• _WHAT IS ASKED_: Give every line back verbatim, dropping all images.

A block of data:
***

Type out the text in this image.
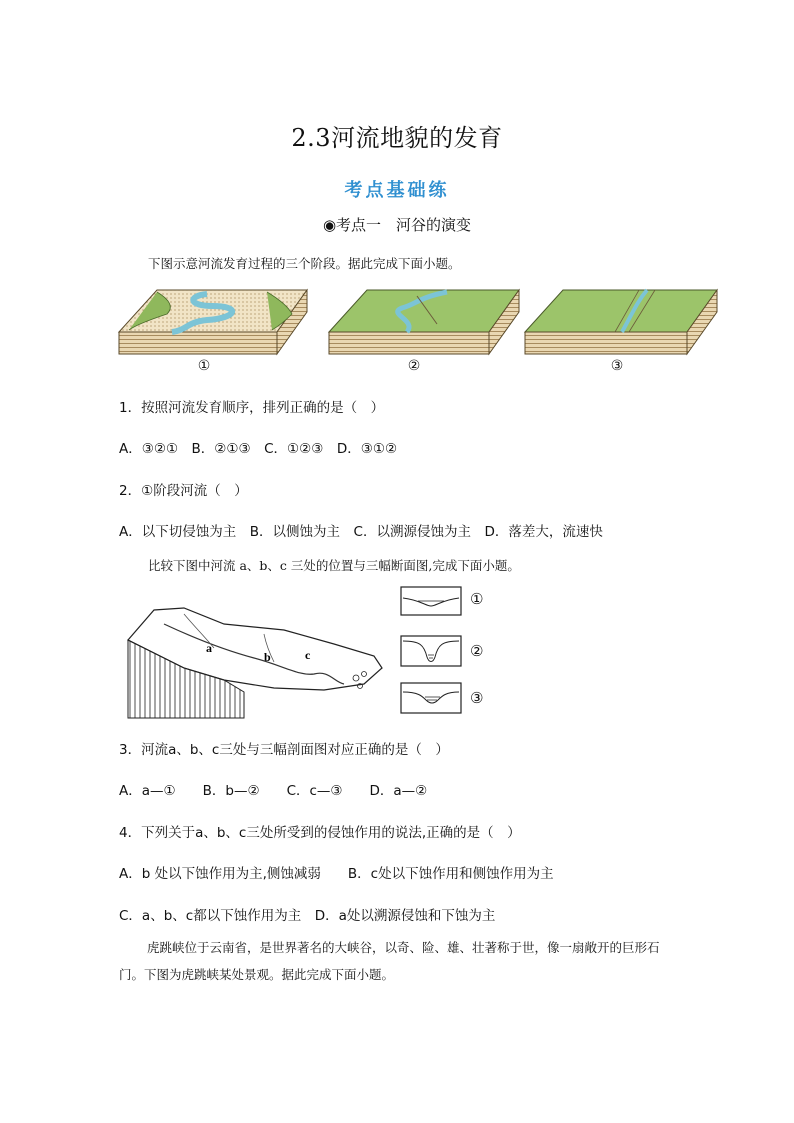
2.3河流地貌的发育
考点基础练
◉考点一　河谷的演变
下图示意河流发育过程的三个阶段。据此完成下面小题。
①	②	③
1．按照河流发育顺序，排列正确的是（　）
A．③②①　 B．②①③　 C．①②③　 D．③①②
2．①阶段河流（　）
A．以下切侵蚀为主　 B．以侧蚀为主　 C．以溯源侵蚀为主　 D．落差大，流速快
比较下图中河流 a、b、c 三处的位置与三幅断面图,完成下面小题。
a
b	c
①
②
③
3．河流a、b、c三处与三幅剖面图对应正确的是（　）
A．a—①　　 B．b—②　　 C．c—③　　 D．a—②
4．下列关于a、b、c三处所受到的侵蚀作用的说法,正确的是（　）
A．b 处以下蚀作用为主,侧蚀减弱　　 B．c处以下蚀作用和侧蚀作用为主
C．a、b、c都以下蚀作用为主　 D．a处以溯源侵蚀和下蚀为主
虎跳峡位于云南省，是世界著名的大峡谷，以奇、险、雄、壮著称于世，像一扇敞开的巨形石门。下图为虎跳峡某处景观。据此完成下面小题。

***

• _RESPONSE TO THIS EXERCISE_:
Type out the text in this image.
2.3河流地貌的发育
考点基础练
◉考点一　河谷的演变
下图示意河流发育过程的三个阶段。据此完成下面小题。
①	②	③
1．按照河流发育顺序，排列正确的是（　）
A．③②①　 B．②①③　 C．①②③　 D．③①②
2．①阶段河流（　）
A．以下切侵蚀为主　 B．以侧蚀为主　 C．以溯源侵蚀为主　 D．落差大，流速快
比较下图中河流 a、b、c 三处的位置与三幅断面图,完成下面小题。
a
b	c
①
②
③
3．河流a、b、c三处与三幅剖面图对应正确的是（　）
A．a—①　　 B．b—②　　 C．c—③　　 D．a—②
4．下列关于a、b、c三处所受到的侵蚀作用的说法,正确的是（　）
A．b 处以下蚀作用为主,侧蚀减弱　　 B．c处以下蚀作用和侧蚀作用为主
C．a、b、c都以下蚀作用为主　 D．a处以溯源侵蚀和下蚀为主
虎跳峡位于云南省，是世界著名的大峡谷，以奇、险、雄、壮著称于世，像一扇敞开的巨形石门。下图为虎跳峡某处景观。据此完成下面小题。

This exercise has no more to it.